◆ EXERCISE OBJECTIVE:
Give the listing again character for character, but drop the images.
====== SOURCE DATA
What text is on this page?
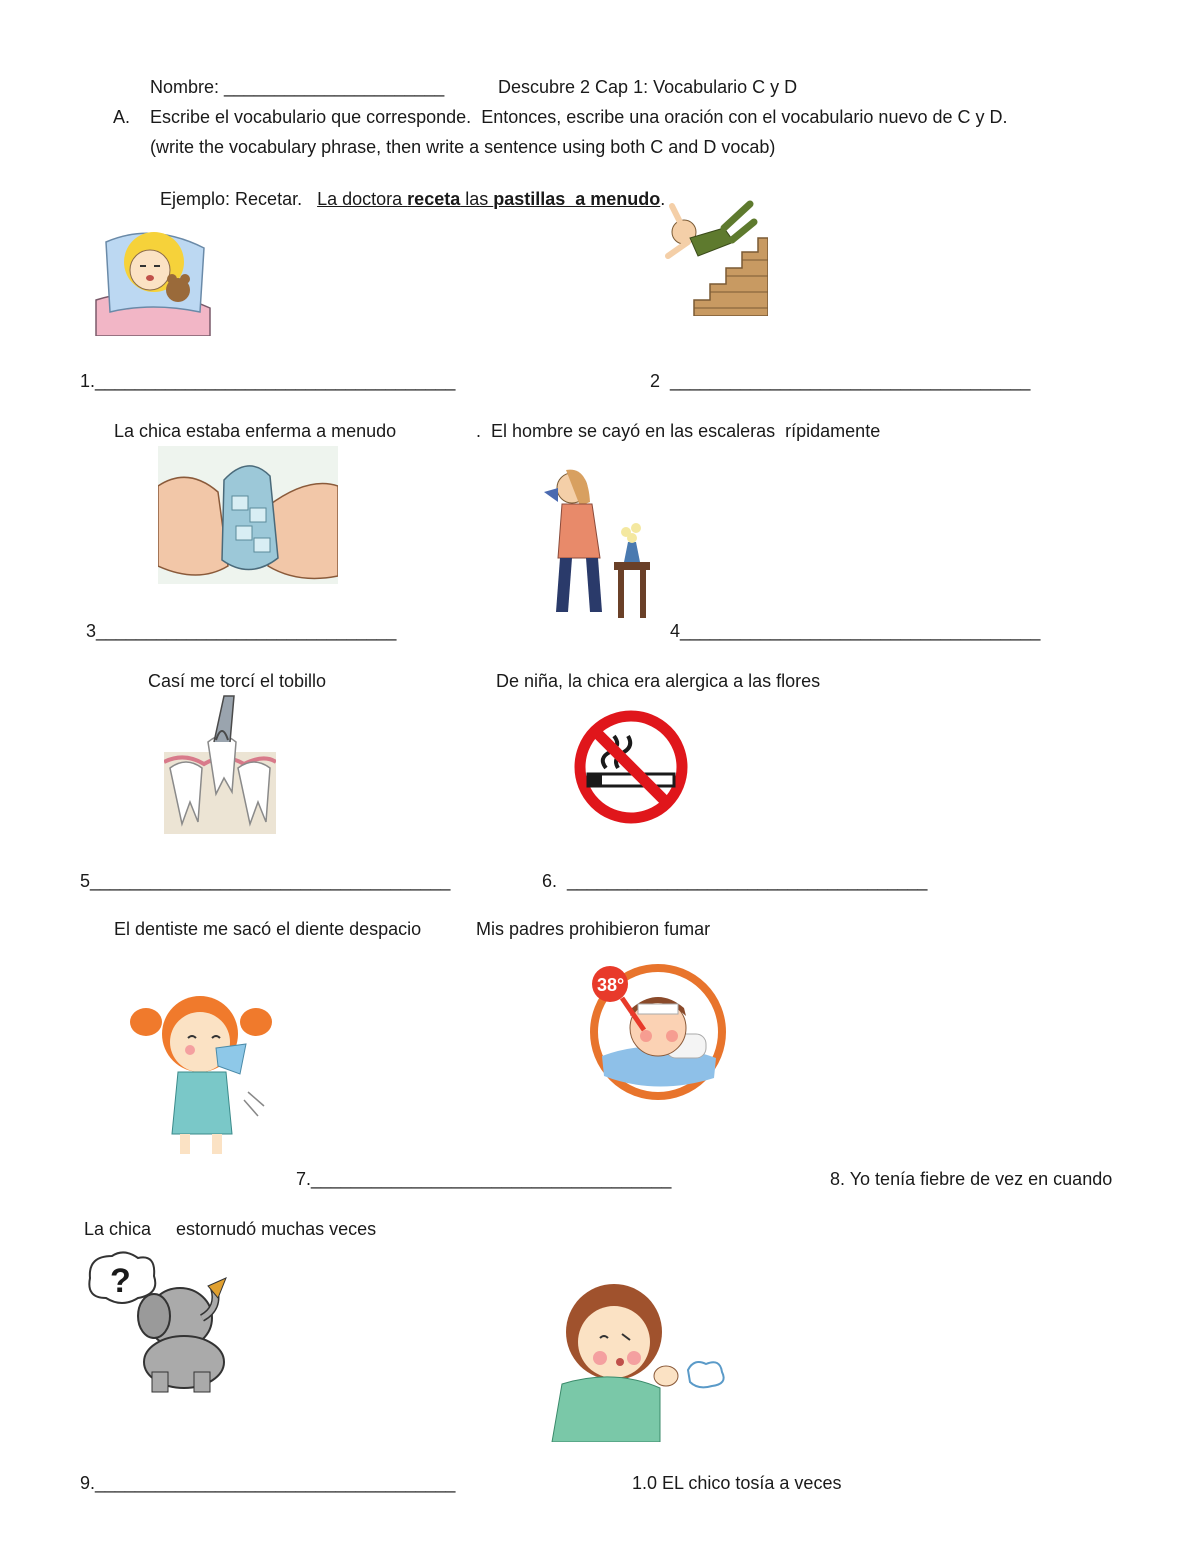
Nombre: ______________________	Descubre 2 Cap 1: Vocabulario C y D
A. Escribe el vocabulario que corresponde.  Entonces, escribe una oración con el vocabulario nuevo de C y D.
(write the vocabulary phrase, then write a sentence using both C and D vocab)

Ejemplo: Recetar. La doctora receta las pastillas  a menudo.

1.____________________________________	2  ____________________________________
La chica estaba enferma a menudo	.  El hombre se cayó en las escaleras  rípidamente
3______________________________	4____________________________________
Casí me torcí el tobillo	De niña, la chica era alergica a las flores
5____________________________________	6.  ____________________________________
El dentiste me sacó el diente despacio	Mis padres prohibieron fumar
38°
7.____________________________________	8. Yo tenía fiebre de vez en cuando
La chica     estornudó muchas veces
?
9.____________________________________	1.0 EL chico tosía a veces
============
◆ EXERCISE OUTPUT:
What text is on this page?
Nombre: ______________________	Descubre 2 Cap 1: Vocabulario C y D
A. Escribe el vocabulario que corresponde.  Entonces, escribe una oración con el vocabulario nuevo de C y D.
(write the vocabulary phrase, then write a sentence using both C and D vocab)

Ejemplo: Recetar. La doctora receta las pastillas  a menudo.

1.____________________________________	2  ____________________________________
La chica estaba enferma a menudo	.  El hombre se cayó en las escaleras  rípidamente
3______________________________	4____________________________________
Casí me torcí el tobillo	De niña, la chica era alergica a las flores
5____________________________________	6.  ____________________________________
El dentiste me sacó el diente despacio	Mis padres prohibieron fumar
38°
7.____________________________________	8. Yo tenía fiebre de vez en cuando
La chica     estornudó muchas veces
?
9.____________________________________	1.0 EL chico tosía a veces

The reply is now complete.